* [Exercise aim]:
Below are some records; reproduce every one of them exactly.

* start *

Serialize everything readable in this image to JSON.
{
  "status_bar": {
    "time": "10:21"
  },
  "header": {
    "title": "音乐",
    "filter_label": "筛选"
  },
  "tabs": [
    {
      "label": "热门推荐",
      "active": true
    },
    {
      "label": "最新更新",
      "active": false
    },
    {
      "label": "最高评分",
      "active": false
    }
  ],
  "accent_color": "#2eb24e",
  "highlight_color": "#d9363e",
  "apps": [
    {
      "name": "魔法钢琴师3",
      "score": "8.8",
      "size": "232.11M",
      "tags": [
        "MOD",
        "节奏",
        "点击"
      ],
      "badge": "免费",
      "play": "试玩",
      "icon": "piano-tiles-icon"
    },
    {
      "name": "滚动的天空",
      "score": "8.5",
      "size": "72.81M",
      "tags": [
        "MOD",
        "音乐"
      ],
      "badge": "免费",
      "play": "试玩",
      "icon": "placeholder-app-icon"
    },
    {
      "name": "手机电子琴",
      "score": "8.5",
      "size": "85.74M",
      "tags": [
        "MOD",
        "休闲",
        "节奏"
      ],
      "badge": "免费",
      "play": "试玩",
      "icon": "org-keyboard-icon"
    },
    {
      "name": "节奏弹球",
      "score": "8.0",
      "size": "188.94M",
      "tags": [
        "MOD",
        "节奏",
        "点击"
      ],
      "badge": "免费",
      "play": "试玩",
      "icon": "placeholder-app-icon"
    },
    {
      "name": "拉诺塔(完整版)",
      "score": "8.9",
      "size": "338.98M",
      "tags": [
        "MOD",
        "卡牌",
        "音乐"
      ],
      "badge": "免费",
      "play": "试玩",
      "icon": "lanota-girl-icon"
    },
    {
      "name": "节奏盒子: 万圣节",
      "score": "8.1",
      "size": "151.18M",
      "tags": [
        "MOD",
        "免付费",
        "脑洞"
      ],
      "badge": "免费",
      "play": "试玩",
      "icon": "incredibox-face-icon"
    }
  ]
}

* end *

* [In response]:
Serialize everything readable in this image to JSON.
{
  "status_bar": {
    "time": "10:21"
  },
  "header": {
    "title": "音乐",
    "filter_label": "筛选"
  },
  "tabs": [
    {
      "label": "热门推荐",
      "active": true
    },
    {
      "label": "最新更新",
      "active": false
    },
    {
      "label": "最高评分",
      "active": false
    }
  ],
  "accent_color": "#2eb24e",
  "highlight_color": "#d9363e",
  "apps": [
    {
      "name": "魔法钢琴师3",
      "score": "8.8",
      "size": "232.11M",
      "tags": [
        "MOD",
        "节奏",
        "点击"
      ],
      "badge": "免费",
      "play": "试玩",
      "icon": "piano-tiles-icon"
    },
    {
      "name": "滚动的天空",
      "score": "8.5",
      "size": "72.81M",
      "tags": [
        "MOD",
        "音乐"
      ],
      "badge": "免费",
      "play": "试玩",
      "icon": "placeholder-app-icon"
    },
    {
      "name": "手机电子琴",
      "score": "8.5",
      "size": "85.74M",
      "tags": [
        "MOD",
        "休闲",
        "节奏"
      ],
      "badge": "免费",
      "play": "试玩",
      "icon": "org-keyboard-icon"
    },
    {
      "name": "节奏弹球",
      "score": "8.0",
      "size": "188.94M",
      "tags": [
        "MOD",
        "节奏",
        "点击"
      ],
      "badge": "免费",
      "play": "试玩",
      "icon": "placeholder-app-icon"
    },
    {
      "name": "拉诺塔(完整版)",
      "score": "8.9",
      "size": "338.98M",
      "tags": [
        "MOD",
        "卡牌",
        "音乐"
      ],
      "badge": "免费",
      "play": "试玩",
      "icon": "lanota-girl-icon"
    },
    {
      "name": "节奏盒子: 万圣节",
      "score": "8.1",
      "size": "151.18M",
      "tags": [
        "MOD",
        "免付费",
        "脑洞"
      ],
      "badge": "免费",
      "play": "试玩",
      "icon": "incredibox-face-icon"
    }
  ]
}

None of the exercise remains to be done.